- GIVEN TEXT:

------------------------------------------------------------------------

Post by tinalouise on Oct 30, 2009 19:13:01 GMT -5
Another event and another chance to chat with Wes, Jason and also Meryl Streep.
Apple Store, Soho 103 Prince St. 212-226-3126
Meet Filmmaker Wes Anderson and Actors Meryl Streep and Jason Schwartzman, "Fantastic Mr. Fox"
Join visionary director Wes Anderson as he and actors Meryl Streep and Jason Schwartzman discuss their new animated film, "Fantastic Mr. Fox," based on renowned author Roald Dahl’s classic book. Anderson utilized classic handmade stop motion techniques to tell the story from the best-selling children’s book. 20th Century Fox will release "Fantastic Mr. Fox" in theaters on November 13. November 11, 7:00 p.m.
In 'Fantastic Mr. Fox,' The Dazzle Is In The Details by Kenneth Turan
Fantastic Mr. Fox goes to your head like too much champagne — which is what you'd expect with George Clooney and Meryl Streep voicing Mr. and Mrs. Fox, the Nick and Nora Charles of the forest world.
The film follows the plot of the Roald Dahl book, which is a battle of wits between the larcenous title character and the combined forces of Boggis, Bunce and Bean. They're not a law firm, but three of the meanest, nastiest, ugliest farmers in Mr. Fox's part of the world. And the richest.
Mr. Fox swore off robbing these three once he and Mrs. Fox became parents, but he still has the yen. Working with Kylie the Opossum, an old partner in crime, Mr. Fox plans that film-noir movie staple, One Last Job that will set him up for life. Mrs. Fox, not surprisingly, is unamused when she catches them in the act.
As written by director Wes Anderson and Noah Baumbach, the film's ultrasophisticated characters do run the risk of sounding a little too arch. Then again, they're animals, which is a big help when it comes to keeping things grounded.
Fantastic Mr. Fox has been made in the painstaking process known as stop-motion animation, a technique that's brought all kinds of things (giant peaches, dogs named Gromit) to life over the years. Here it reanimates the career of filmmaker Anderson, whose love of quirky details is tailor-made for this.
Stop-motion allowed Anderson to create his own very specific environment, complete with animal puppets that sport real hair and an autumnal palette with no use at all for the color green. He even found places for his usual cohort of actors — people like Bill Murray, Jason Schwartzman and Owen Wilson — as voice talent. "I'm a wild animal and a husband and father," our hero declares, and this movie succeeds because of its ability to strike the right balance between those poles.
The (Surprisingly) Real Feel of 'Fantastic Mr. Fox' by David Edelstein
Wes Anderson has a cult of worshippers, but I often find his films a little precious and mannered, a series of colorful dollhouses with people posed like puppets in the center of the frame. Now, in Fantastic Mr. Fox, he has made an animated film in which the puppets are so vivid they seem like people.

------------------------------------------------------------------------

- RECORD SET:
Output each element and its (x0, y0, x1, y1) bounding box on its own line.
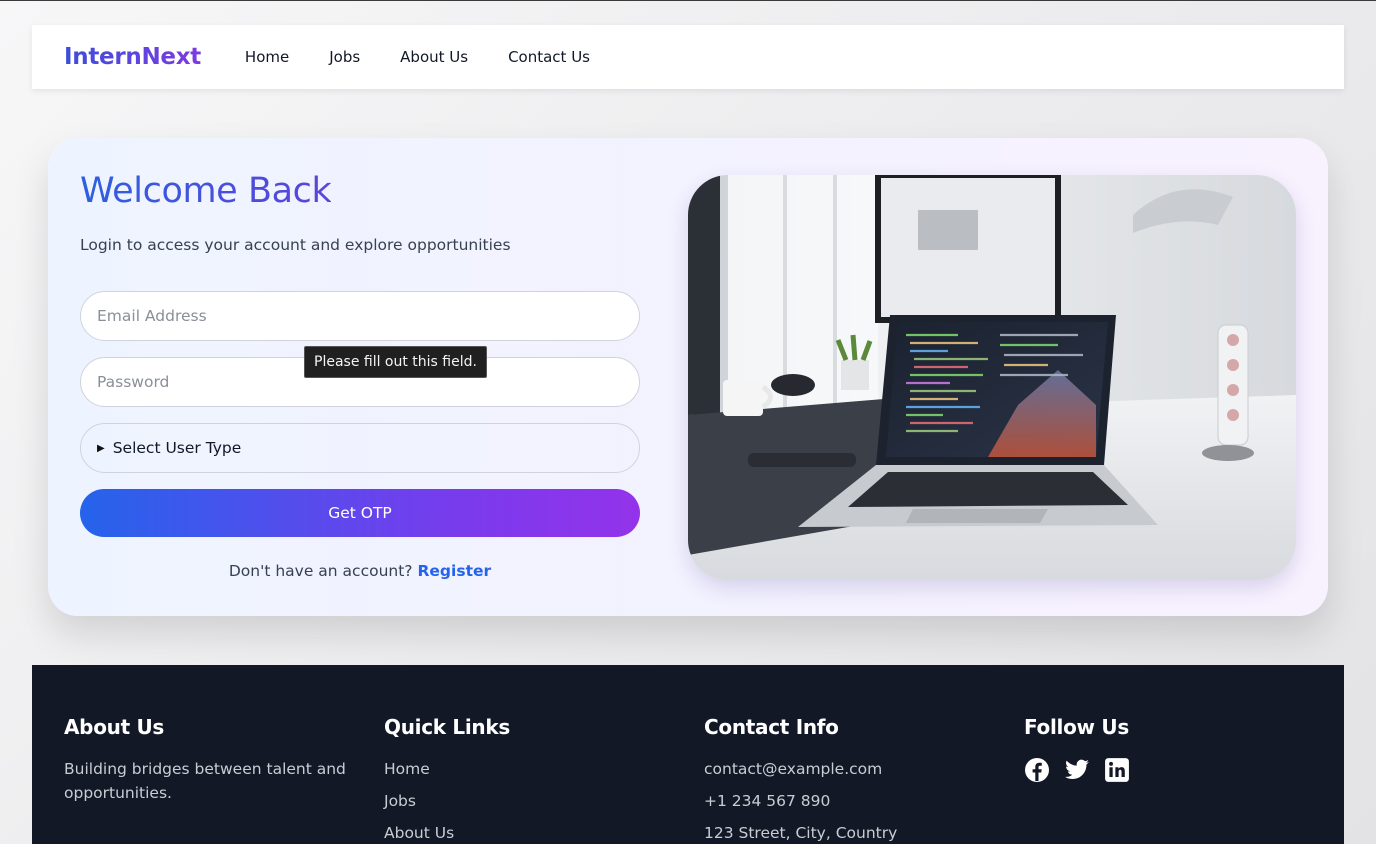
twitter-icon[interactable] (1064, 757, 1090, 783)
login-card: Welcome Back Login to access your accoun… (48, 138, 1328, 616)
footer-about-title: About Us (64, 715, 165, 739)
navbar: InternNext Home Jobs About Us Contact Us (32, 25, 1344, 89)
footer-follow: Follow Us (1024, 715, 1130, 783)
disclosure-triangle-icon: ▶ (97, 442, 105, 454)
nav-link-home[interactable]: Home (245, 48, 289, 66)
nav-link-contact-us[interactable]: Contact Us (508, 48, 590, 66)
footer-link-home[interactable]: Home (384, 757, 510, 781)
register-prompt-text: Don't have an account? (228, 562, 413, 580)
validation-tooltip: Please fill out this field. (304, 346, 487, 378)
nav-link-about-us[interactable]: About Us (400, 48, 468, 66)
footer-follow-title: Follow Us (1024, 715, 1129, 739)
footer-about: About Us Building bridges between talent… (64, 715, 354, 805)
workspace-photo (688, 175, 1296, 580)
contact-address: 123 Street, City, Country (704, 824, 898, 842)
register-prompt: Don't have an account? Register (80, 562, 640, 580)
workspace-illustration (688, 175, 1296, 580)
email-field[interactable] (80, 291, 640, 341)
linkedin-icon[interactable] (1104, 757, 1130, 783)
footer-contact: Contact Info contact@example.com +1 234 … (704, 715, 897, 844)
nav-link-jobs[interactable]: Jobs (329, 48, 360, 66)
register-link[interactable]: Register (417, 562, 491, 580)
user-type-select[interactable]: ▶ Select User Type (80, 423, 640, 473)
login-subtitle: Login to access your account and explore… (80, 236, 511, 254)
logo[interactable]: InternNext (64, 44, 201, 70)
contact-phone: +1 234 567 890 (704, 792, 831, 810)
contact-email: contact@example.com (704, 760, 883, 778)
footer-about-text: Building bridges between talent and oppo… (64, 760, 346, 802)
social-links (1024, 757, 1130, 783)
user-type-label: Select User Type (112, 439, 242, 457)
footer-quick-links: Quick Links Home Jobs About Us (384, 715, 510, 844)
get-otp-button[interactable]: Get OTP (80, 489, 640, 537)
footer-link-about-us[interactable]: About Us (384, 821, 510, 844)
footer-link-jobs[interactable]: Jobs (384, 789, 510, 813)
facebook-icon[interactable] (1024, 757, 1050, 783)
footer-quick-links-title: Quick Links (384, 715, 510, 739)
footer: About Us Building bridges between talent… (32, 665, 1344, 844)
footer-contact-title: Contact Info (704, 715, 839, 739)
page-title: Welcome Back (80, 168, 332, 214)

------------------------------------------------------------------------

- DIRECTIVES:
A - Answer these questions using the Fantastic Mr. Fox post.
(i) On what date will 20th Century Fox release the film in theaters?
(ii) Who is Mr. Fox's old partner in crime?
(iii) Which color does the film's autumnal palette have no use for?
B - Duplicate, word for word, the portion of the Fantastic Mr. Fox post starting with "The (Surprisingly) Real" and going on through "seem like people.".

- RESPONSES IN ORDER:
A -
(i) November 13
(ii) Kylie the Opossum
(iii) Green

B -
The (Surprisingly) Real Feel of 'Fantastic Mr. Fox' by David Edelstein
Wes Anderson has a cult of worshippers, but I often find his films a little precious and mannered, a series of colorful dollhouses with people posed like puppets in the center of the frame. Now, in Fantastic Mr. Fox, he has made an animated film in which the puppets are so vivid they seem like people.